Data records
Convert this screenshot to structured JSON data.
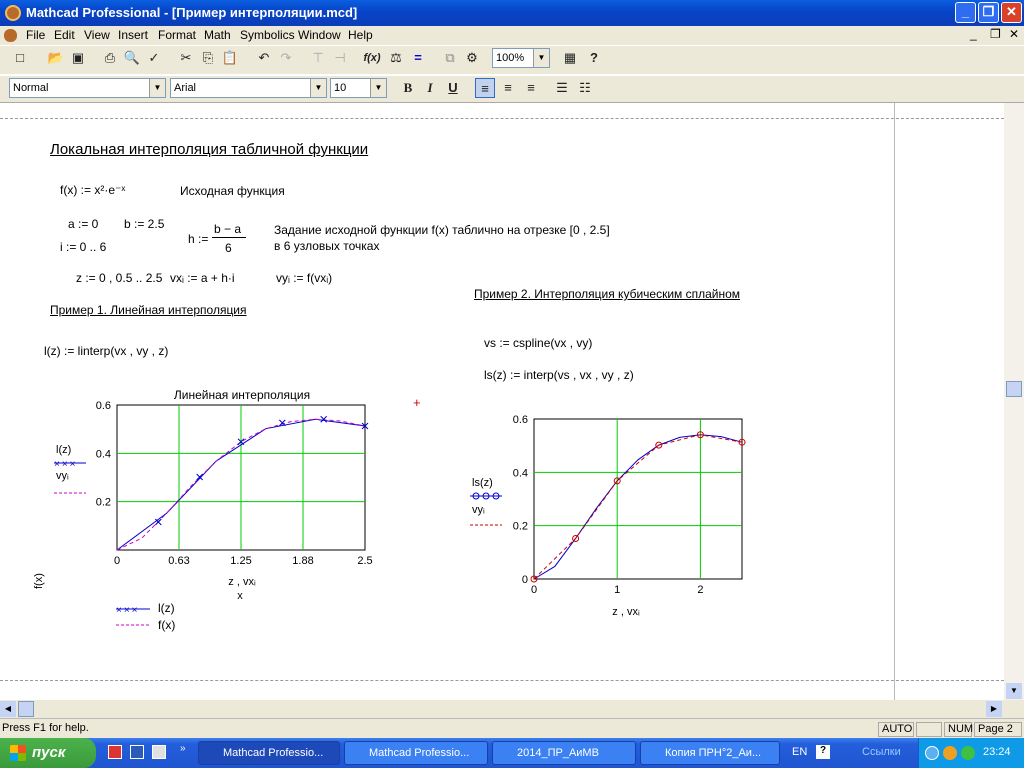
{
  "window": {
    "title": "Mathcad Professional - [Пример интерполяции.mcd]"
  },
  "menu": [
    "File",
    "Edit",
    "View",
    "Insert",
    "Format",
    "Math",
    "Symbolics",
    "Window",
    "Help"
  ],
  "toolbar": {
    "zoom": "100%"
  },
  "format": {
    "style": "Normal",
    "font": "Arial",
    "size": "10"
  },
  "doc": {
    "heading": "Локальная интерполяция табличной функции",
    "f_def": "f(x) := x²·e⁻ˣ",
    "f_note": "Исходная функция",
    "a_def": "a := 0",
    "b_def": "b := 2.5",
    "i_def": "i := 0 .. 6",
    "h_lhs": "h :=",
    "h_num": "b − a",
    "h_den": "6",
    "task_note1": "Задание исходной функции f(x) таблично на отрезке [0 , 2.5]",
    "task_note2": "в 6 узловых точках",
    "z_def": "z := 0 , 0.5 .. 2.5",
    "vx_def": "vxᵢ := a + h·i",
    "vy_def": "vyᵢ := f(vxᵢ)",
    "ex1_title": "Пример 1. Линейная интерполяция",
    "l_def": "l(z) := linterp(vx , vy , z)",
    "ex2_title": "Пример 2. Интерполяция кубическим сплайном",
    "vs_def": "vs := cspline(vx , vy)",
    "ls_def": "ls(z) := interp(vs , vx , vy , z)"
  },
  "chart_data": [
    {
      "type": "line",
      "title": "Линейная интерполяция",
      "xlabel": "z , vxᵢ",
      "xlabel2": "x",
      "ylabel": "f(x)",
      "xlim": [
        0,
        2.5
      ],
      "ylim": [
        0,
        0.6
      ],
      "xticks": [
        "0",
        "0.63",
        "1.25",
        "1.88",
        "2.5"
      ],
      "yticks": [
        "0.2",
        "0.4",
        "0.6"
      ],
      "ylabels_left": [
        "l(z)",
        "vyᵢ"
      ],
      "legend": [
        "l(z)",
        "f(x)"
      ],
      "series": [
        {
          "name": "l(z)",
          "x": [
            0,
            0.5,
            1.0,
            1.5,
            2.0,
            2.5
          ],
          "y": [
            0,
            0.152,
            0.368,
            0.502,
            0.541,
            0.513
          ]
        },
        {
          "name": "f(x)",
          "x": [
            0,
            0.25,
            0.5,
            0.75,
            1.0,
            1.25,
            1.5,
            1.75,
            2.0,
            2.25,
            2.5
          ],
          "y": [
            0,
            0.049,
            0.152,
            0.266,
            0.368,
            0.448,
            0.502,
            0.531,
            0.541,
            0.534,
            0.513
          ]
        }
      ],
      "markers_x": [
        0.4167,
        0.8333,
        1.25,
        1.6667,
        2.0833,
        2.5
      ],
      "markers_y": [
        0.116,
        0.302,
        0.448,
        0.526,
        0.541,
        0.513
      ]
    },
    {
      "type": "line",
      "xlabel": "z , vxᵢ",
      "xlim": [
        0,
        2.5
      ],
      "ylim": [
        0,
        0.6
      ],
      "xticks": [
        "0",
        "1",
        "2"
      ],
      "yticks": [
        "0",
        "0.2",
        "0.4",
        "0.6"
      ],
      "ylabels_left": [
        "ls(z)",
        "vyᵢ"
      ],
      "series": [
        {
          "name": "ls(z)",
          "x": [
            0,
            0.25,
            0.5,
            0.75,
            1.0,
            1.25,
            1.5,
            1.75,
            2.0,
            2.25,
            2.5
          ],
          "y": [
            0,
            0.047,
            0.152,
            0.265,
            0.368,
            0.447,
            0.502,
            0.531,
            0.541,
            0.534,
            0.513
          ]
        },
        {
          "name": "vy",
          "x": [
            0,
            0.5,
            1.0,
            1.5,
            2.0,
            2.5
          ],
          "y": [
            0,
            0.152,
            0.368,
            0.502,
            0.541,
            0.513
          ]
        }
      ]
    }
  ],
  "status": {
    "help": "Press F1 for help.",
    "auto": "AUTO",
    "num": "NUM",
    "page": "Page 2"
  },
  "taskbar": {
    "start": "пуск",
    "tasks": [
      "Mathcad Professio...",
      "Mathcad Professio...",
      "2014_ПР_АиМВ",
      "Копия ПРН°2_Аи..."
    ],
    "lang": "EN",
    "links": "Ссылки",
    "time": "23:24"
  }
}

## Work to be completed
Identify the lines above with the word "функции". Copy them.

## Written answer
    "heading": "Локальная интерполяция табличной функции",
    "task_note1": "Задание исходной функции f(x) таблично на отрезке [0 , 2.5]",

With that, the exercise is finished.